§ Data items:
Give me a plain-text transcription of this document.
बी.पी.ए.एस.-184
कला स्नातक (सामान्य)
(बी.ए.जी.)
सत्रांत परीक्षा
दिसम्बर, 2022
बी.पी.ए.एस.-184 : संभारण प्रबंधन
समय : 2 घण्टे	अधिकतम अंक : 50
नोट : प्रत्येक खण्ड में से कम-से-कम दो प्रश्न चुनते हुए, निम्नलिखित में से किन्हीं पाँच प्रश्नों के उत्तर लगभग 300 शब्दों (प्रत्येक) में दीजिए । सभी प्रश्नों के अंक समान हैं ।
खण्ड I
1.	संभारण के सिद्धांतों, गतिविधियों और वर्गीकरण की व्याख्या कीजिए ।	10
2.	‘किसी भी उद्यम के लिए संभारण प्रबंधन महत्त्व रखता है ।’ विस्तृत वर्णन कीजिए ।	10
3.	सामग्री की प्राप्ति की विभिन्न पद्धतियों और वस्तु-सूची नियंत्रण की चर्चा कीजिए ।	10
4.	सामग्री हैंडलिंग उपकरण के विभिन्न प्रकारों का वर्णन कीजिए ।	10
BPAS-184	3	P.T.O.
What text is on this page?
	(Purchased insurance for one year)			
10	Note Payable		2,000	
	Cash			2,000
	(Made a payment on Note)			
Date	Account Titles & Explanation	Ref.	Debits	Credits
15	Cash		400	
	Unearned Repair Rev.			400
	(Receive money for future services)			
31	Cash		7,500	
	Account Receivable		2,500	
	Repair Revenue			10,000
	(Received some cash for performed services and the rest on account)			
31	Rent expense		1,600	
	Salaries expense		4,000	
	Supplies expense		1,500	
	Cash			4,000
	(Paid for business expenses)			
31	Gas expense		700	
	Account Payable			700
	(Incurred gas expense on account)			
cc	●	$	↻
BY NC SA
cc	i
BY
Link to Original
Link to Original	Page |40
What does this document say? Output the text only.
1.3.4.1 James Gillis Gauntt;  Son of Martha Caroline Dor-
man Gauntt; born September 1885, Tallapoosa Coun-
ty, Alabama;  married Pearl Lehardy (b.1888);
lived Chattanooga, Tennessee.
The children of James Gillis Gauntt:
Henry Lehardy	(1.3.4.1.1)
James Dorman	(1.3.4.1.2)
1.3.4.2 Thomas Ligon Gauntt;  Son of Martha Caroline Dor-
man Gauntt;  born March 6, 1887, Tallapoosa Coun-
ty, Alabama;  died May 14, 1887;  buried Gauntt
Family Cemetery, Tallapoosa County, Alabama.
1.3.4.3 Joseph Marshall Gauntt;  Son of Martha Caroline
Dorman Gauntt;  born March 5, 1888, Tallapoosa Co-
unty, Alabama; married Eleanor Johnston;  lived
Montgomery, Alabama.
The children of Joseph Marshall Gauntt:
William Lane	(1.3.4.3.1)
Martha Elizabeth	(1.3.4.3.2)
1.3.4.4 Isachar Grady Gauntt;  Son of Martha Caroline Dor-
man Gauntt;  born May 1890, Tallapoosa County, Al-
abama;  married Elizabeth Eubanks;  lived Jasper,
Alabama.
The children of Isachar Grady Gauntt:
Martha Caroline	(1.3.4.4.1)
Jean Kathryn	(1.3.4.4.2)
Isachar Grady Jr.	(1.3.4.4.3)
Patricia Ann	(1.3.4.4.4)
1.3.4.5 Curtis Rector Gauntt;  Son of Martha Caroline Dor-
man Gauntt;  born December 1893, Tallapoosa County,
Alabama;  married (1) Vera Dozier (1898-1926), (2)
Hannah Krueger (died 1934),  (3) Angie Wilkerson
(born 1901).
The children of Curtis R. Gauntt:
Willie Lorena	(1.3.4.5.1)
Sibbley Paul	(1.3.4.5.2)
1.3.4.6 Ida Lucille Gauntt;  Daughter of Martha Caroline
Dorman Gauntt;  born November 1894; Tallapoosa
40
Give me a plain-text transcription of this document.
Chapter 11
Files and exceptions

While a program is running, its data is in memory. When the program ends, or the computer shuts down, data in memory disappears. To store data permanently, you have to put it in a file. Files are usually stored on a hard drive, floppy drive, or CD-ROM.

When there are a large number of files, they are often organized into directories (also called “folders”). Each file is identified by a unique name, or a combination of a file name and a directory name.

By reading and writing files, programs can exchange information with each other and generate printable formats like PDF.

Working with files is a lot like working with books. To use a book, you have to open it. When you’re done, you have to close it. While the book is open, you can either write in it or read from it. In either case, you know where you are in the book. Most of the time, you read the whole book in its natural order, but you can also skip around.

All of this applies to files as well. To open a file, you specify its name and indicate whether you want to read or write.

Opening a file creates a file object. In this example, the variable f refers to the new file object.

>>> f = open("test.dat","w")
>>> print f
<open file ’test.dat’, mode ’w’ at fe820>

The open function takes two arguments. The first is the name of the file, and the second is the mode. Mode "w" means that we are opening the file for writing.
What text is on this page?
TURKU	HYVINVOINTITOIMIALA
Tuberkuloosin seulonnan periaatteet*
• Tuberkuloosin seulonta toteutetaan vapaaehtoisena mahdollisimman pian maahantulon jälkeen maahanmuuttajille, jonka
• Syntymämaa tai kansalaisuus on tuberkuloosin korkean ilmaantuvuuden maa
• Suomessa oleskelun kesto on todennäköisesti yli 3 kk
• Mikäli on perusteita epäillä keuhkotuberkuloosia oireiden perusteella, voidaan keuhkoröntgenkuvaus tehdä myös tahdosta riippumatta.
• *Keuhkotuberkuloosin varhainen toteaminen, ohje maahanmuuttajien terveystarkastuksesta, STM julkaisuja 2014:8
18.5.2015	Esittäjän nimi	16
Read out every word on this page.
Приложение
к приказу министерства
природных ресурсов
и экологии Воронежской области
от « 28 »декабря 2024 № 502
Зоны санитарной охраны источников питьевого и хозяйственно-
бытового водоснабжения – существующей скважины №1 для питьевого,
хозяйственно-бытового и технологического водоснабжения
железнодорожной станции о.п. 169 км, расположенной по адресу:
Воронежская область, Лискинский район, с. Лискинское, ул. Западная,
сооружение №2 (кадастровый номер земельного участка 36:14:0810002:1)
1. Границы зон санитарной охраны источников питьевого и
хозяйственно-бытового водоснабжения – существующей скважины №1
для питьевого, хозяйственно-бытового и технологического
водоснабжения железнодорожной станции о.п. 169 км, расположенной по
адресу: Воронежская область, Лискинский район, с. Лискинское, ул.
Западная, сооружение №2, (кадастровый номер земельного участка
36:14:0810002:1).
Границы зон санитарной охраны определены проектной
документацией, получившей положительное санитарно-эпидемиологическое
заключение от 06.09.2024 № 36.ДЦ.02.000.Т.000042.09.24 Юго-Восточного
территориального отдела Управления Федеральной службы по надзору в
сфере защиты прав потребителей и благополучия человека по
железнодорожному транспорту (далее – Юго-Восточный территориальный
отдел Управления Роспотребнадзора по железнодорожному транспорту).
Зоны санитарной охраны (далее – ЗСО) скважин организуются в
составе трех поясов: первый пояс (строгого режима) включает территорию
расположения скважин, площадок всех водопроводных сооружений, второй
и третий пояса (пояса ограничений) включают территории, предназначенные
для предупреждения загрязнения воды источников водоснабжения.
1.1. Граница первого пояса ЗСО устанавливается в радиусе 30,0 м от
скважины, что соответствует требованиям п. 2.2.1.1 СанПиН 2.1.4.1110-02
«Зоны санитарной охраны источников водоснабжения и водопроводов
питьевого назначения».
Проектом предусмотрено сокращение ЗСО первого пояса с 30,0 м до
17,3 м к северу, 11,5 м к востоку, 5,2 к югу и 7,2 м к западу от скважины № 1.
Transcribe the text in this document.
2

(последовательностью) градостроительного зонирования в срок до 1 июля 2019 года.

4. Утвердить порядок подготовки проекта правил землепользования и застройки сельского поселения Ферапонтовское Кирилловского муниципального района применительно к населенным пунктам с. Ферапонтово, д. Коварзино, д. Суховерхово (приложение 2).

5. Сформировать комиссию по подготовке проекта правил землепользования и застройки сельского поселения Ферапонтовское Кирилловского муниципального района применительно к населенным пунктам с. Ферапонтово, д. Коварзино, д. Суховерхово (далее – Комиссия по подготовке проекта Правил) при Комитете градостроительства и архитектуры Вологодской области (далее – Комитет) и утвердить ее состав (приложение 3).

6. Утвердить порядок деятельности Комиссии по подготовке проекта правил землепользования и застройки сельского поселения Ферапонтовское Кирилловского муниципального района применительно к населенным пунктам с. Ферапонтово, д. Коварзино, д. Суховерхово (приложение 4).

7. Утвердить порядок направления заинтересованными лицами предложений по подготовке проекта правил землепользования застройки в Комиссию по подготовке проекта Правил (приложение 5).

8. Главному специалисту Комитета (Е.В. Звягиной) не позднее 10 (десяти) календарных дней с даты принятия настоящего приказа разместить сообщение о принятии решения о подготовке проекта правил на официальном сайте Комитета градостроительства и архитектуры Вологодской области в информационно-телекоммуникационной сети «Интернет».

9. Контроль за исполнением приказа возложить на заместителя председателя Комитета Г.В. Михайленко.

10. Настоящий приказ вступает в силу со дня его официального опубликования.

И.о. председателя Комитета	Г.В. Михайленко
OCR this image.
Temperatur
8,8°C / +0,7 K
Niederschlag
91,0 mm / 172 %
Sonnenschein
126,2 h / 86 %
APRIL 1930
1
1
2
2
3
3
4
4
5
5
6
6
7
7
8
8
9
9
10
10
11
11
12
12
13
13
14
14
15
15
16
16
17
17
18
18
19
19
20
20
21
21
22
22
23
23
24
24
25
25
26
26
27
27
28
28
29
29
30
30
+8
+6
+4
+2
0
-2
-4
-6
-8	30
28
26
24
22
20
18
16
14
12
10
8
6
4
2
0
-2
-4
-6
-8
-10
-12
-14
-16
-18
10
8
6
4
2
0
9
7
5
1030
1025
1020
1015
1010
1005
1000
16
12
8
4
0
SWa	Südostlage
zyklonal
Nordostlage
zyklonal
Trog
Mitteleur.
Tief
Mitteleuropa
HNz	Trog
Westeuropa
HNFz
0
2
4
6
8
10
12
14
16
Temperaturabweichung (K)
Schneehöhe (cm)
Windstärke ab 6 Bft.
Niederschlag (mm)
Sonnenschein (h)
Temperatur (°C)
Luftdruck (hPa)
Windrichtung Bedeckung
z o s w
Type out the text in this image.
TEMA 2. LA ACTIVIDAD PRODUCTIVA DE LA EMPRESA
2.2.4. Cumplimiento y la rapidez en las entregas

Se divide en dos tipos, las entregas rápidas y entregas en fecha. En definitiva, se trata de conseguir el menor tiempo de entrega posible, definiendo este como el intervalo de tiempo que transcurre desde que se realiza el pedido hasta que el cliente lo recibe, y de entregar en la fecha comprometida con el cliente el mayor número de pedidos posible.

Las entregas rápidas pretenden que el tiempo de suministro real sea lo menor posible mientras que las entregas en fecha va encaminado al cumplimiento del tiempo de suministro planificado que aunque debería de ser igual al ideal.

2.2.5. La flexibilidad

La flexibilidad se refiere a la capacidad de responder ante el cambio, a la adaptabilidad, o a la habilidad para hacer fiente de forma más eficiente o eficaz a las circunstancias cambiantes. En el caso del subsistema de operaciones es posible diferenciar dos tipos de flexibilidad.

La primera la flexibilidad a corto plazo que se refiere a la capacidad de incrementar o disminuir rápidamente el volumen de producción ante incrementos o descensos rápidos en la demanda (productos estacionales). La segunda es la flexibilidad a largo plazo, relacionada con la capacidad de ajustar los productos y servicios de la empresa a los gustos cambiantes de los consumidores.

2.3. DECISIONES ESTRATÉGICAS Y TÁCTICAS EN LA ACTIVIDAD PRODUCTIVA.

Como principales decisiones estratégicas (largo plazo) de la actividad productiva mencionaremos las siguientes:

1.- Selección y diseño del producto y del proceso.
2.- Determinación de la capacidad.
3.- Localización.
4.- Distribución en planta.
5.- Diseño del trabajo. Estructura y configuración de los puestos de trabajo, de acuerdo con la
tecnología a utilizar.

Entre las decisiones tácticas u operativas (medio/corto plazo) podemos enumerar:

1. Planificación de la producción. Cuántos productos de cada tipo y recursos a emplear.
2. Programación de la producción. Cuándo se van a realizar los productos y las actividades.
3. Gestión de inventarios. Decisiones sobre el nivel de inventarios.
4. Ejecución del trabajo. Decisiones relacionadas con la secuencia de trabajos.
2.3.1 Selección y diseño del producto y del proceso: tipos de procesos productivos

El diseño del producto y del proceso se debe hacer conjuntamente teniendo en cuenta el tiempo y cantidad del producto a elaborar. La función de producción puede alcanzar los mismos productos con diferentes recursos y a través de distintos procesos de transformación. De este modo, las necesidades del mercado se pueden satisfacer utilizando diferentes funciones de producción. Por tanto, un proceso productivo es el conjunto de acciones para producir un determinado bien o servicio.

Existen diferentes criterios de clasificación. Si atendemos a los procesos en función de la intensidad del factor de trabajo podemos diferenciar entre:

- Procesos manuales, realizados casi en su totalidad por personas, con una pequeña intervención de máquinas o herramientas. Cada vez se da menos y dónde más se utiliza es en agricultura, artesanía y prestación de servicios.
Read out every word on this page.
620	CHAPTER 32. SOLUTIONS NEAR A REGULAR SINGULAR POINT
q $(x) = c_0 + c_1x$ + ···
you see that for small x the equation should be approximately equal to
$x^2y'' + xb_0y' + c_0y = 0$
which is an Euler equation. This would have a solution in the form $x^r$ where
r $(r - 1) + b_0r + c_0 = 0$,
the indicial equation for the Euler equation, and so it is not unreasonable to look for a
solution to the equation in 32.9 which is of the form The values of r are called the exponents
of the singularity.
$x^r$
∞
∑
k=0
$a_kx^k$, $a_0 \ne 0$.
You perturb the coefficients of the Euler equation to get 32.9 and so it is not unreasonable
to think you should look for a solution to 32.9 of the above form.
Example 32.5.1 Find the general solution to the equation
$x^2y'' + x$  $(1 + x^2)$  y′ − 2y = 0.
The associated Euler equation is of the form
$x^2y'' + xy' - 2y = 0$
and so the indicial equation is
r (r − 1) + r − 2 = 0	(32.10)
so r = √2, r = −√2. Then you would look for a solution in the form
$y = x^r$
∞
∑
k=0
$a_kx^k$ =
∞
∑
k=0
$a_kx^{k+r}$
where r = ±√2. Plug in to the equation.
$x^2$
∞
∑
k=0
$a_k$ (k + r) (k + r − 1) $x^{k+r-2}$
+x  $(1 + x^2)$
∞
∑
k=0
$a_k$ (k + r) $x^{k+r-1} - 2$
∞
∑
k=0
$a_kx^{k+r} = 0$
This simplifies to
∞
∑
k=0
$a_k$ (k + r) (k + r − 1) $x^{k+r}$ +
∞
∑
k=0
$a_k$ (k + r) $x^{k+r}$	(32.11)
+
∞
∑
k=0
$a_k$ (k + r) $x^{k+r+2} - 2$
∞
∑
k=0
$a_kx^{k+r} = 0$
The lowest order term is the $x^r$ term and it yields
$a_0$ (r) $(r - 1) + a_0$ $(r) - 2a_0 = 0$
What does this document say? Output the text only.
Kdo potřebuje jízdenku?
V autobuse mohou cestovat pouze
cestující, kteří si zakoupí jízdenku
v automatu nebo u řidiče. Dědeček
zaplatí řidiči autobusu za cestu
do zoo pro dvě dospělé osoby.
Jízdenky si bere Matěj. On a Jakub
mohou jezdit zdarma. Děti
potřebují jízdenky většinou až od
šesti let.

§ REQUEST:
Search the listing above for the string "trabajo". Copy every line that contains it.

§ RESPONSE:
5.- Diseño del trabajo. Estructura y configuración de los puestos de trabajo, de acuerdo con la
4. Ejecución del trabajo. Decisiones relacionadas con la secuencia de trabajos.
Existen diferentes criterios de clasificación. Si atendemos a los procesos en función de la intensidad del factor de trabajo podemos diferenciar entre:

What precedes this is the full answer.